Skip every picture, then write out exactly the lines of the listing below from the line that contains "Give me a plain-text" through the final line.

#### Task inputs

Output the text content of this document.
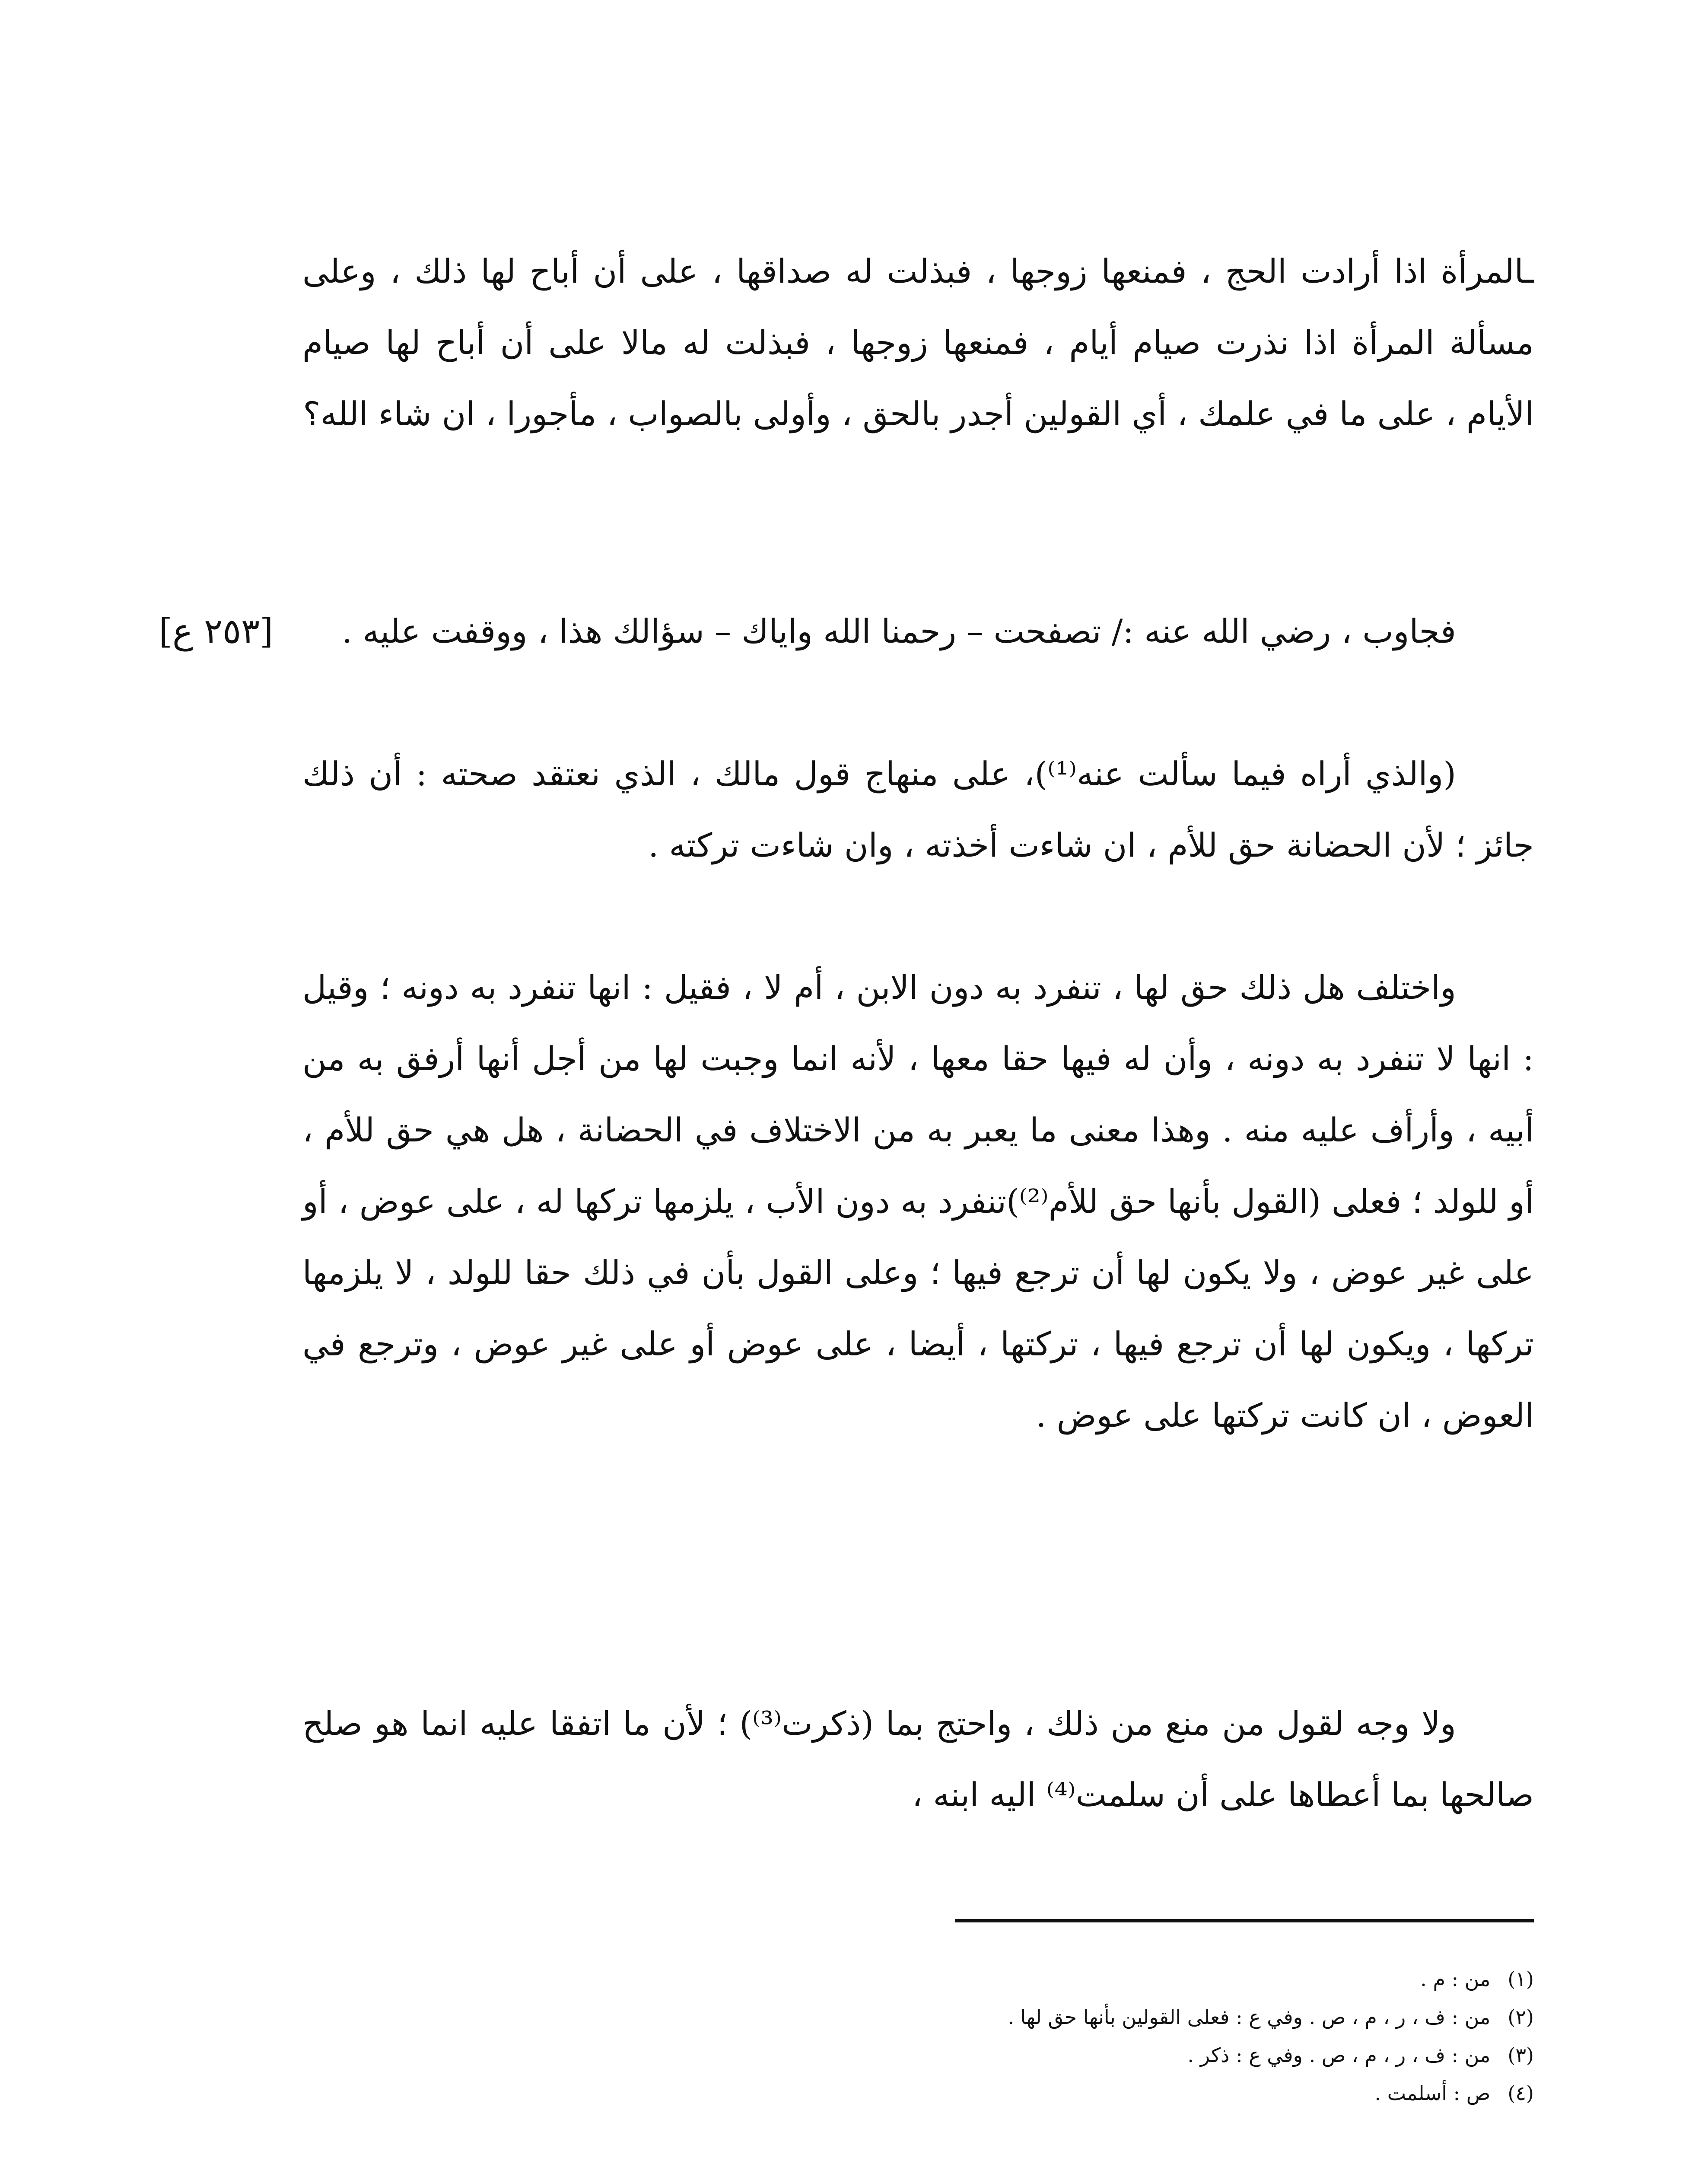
ـالمرأة اذا أرادت الحج ، فمنعها زوجها ، فبذلت له صداقها ، على أن أباح لها ذلك ، وعلى مسألة المرأة اذا نذرت صيام أيام ، فمنعها زوجها ، فبذلت له مالا على أن أباح لها صيام الأيام ، على ما في علمك ، أي القولين أجدر بالحق ، وأولى بالصواب ، مأجورا ، ان شاء الله؟

فجاوب ، رضي الله عنه :/ تصفحت – رحمنا الله واياك – سؤالك هذا ، ووقفت عليه .

[٢٥٣ ع]

(والذي أراه فيما سألت عنه⁽¹⁾)، على منهاج قول مالك ، الذي نعتقد صحته : أن ذلك جائز ؛ لأن الحضانة حق للأم ، ان شاءت أخذته ، وان شاءت تركته .

واختلف هل ذلك حق لها ، تنفرد به دون الابن ، أم لا ، فقيل : انها تنفرد به دونه ؛ وقيل : انها لا تنفرد به دونه ، وأن له فيها حقا معها ، لأنه انما وجبت لها من أجل أنها أرفق به من أبيه ، وأرأف عليه منه . وهذا معنى ما يعبر به من الاختلاف في الحضانة ، هل هي حق للأم ، أو للولد ؛ فعلى (القول بأنها حق للأم⁽²⁾)تنفرد به دون الأب ، يلزمها تركها له ، على عوض ، أو على غير عوض ، ولا يكون لها أن ترجع فيها ؛ وعلى القول بأن في ذلك حقا للولد ، لا يلزمها تركها ، ويكون لها أن ترجع فيها ، تركتها ، أيضا ، على عوض أو على غير عوض ، وترجع في العوض ، ان كانت تركتها على عوض .

ولا وجه لقول من منع من ذلك ، واحتج بما (ذكرت⁽³⁾) ؛ لأن ما اتفقا عليه انما هو صلح صالحها بما أعطاها على أن سلمت⁽⁴⁾ اليه ابنه ،

(١)من : م .

(٢)من : ف ، ر ، م ، ص . وفي ع : فعلى القولين بأنها حق لها .

(٣)من : ف ، ر ، م ، ص . وفي ع : ذكر .

(٤)ص : أسلمت .
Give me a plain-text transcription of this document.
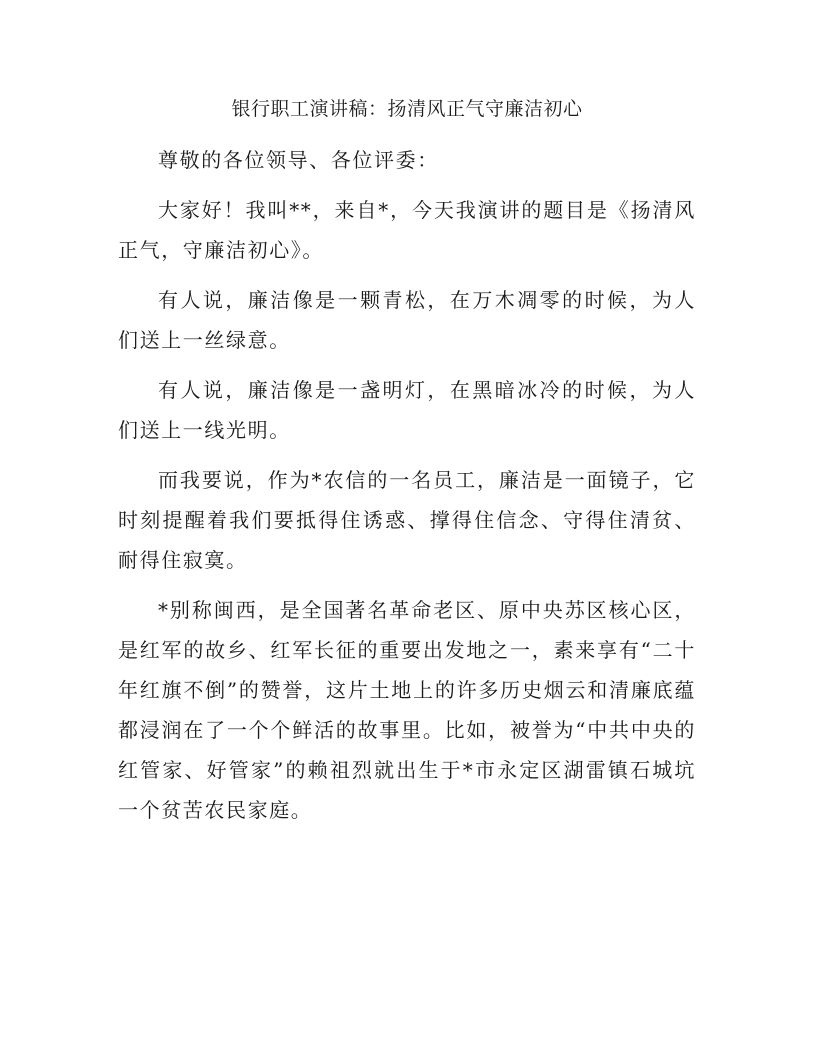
银行职工演讲稿：扬清风正气守廉洁初心

尊敬的各位领导、各位评委：

大家好！我叫**，来自*，今天我演讲的题目是《扬清风正气，守廉洁初心》。

有人说，廉洁像是一颗青松，在万木凋零的时候，为人们送上一丝绿意。

有人说，廉洁像是一盏明灯，在黑暗冰冷的时候，为人们送上一线光明。

而我要说，作为*农信的一名员工，廉洁是一面镜子，它时刻提醒着我们要抵得住诱惑、撑得住信念、守得住清贫、耐得住寂寞。

*别称闽西，是全国著名革命老区、原中央苏区核心区，是红军的故乡、红军长征的重要出发地之一，素来享有“二十年红旗不倒”的赞誉，这片土地上的许多历史烟云和清廉底蕴都浸润在了一个个鲜活的故事里。比如，被誉为“中共中央的红管家、好管家”的赖祖烈就出生于*市永定区湖雷镇石城坑一个贫苦农民家庭。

########

**Solution:**
Give me a plain-text transcription of this document.
银行职工演讲稿：扬清风正气守廉洁初心

尊敬的各位领导、各位评委：

大家好！我叫**，来自*，今天我演讲的题目是《扬清风正气，守廉洁初心》。

有人说，廉洁像是一颗青松，在万木凋零的时候，为人们送上一丝绿意。

有人说，廉洁像是一盏明灯，在黑暗冰冷的时候，为人们送上一线光明。

而我要说，作为*农信的一名员工，廉洁是一面镜子，它时刻提醒着我们要抵得住诱惑、撑得住信念、守得住清贫、耐得住寂寞。

*别称闽西，是全国著名革命老区、原中央苏区核心区，是红军的故乡、红军长征的重要出发地之一，素来享有“二十年红旗不倒”的赞誉，这片土地上的许多历史烟云和清廉底蕴都浸润在了一个个鲜活的故事里。比如，被誉为“中共中央的红管家、好管家”的赖祖烈就出生于*市永定区湖雷镇石城坑一个贫苦农民家庭。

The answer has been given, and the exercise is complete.